Items listed in a dataset
----

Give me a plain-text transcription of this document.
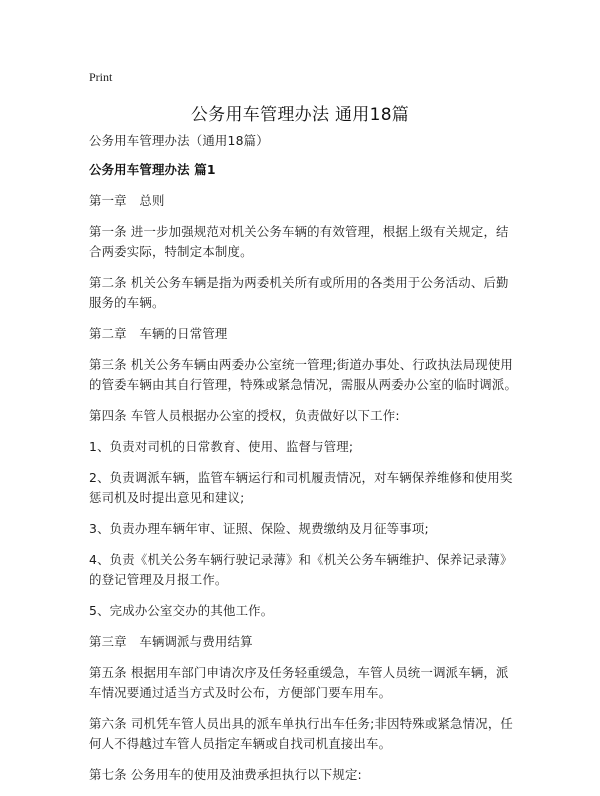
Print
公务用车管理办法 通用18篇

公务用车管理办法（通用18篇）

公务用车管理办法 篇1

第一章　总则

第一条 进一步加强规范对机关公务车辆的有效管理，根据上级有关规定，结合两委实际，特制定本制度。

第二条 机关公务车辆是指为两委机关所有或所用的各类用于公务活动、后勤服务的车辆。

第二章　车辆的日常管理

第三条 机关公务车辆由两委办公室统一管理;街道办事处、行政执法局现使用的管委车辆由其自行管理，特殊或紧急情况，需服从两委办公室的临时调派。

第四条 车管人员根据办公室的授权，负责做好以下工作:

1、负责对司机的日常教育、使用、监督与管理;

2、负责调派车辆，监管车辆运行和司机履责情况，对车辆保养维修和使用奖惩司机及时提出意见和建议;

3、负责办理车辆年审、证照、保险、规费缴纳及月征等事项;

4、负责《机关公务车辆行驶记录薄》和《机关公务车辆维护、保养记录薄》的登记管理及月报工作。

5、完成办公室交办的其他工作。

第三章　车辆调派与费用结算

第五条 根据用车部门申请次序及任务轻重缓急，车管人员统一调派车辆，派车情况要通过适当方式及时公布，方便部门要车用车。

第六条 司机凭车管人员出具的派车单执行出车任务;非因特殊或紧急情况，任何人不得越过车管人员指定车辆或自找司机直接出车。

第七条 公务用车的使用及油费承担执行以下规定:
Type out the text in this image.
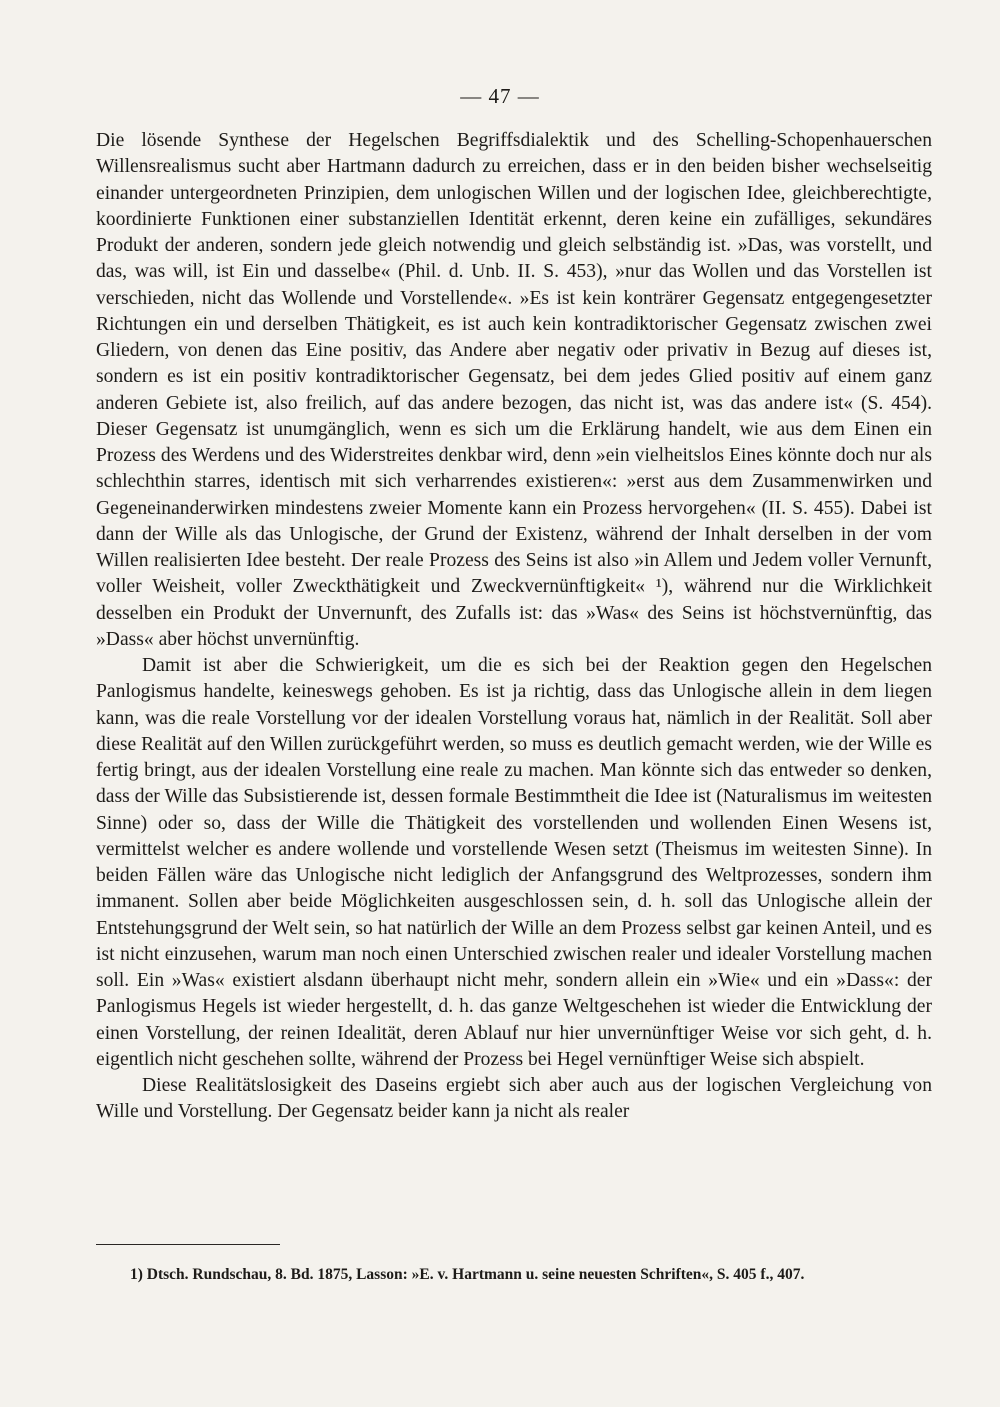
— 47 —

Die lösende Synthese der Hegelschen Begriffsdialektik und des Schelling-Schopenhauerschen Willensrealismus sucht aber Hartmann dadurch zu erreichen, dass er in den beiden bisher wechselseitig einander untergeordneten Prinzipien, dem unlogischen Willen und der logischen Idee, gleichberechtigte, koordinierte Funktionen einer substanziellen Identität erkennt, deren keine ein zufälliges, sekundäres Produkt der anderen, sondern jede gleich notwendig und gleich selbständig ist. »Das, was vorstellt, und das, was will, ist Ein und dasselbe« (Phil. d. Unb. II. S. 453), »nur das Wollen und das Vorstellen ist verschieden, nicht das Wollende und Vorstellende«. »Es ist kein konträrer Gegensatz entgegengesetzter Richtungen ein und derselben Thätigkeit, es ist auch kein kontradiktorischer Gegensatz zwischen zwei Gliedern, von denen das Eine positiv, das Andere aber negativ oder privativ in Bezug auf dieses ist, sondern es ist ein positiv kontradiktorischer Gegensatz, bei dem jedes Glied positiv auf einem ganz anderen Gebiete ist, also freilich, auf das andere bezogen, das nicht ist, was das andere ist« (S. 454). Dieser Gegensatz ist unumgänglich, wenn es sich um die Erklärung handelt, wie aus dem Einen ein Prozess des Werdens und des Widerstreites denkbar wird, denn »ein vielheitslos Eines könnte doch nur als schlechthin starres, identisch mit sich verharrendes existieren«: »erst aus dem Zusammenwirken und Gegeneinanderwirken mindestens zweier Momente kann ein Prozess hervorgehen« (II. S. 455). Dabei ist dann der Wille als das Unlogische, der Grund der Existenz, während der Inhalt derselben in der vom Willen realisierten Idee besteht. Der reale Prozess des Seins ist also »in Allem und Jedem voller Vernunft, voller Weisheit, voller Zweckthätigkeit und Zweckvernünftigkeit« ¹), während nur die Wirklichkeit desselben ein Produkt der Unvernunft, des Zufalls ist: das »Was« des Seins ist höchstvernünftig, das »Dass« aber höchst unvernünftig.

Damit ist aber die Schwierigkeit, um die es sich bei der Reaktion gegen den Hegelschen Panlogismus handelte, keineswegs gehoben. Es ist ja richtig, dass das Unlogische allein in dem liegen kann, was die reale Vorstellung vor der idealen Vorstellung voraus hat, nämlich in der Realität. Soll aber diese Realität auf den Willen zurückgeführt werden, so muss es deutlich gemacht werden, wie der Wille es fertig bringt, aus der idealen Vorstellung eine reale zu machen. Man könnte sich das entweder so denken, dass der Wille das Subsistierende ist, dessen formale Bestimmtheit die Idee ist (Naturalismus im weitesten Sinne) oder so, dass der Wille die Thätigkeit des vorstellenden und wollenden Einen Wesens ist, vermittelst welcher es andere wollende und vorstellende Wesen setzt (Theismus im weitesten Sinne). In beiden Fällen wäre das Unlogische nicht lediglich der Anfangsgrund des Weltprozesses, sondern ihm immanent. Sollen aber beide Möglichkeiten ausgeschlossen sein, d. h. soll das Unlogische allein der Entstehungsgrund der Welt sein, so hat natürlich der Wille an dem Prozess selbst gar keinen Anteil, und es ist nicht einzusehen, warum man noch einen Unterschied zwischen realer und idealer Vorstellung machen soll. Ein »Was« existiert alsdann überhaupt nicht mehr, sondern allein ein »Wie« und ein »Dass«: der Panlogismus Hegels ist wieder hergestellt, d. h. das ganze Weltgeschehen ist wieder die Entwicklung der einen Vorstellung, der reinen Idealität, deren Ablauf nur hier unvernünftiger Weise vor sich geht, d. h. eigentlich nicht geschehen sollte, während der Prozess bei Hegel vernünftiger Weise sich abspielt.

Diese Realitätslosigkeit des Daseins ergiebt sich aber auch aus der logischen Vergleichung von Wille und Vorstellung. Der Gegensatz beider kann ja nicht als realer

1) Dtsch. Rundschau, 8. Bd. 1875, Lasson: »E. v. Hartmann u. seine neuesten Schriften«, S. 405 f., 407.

----

- **Task requirements**:
Search the records for the word "this". Copy every line that has it.

- **Answer below**:
Give me a plain-text transcription of this document.
Type out the text in this image.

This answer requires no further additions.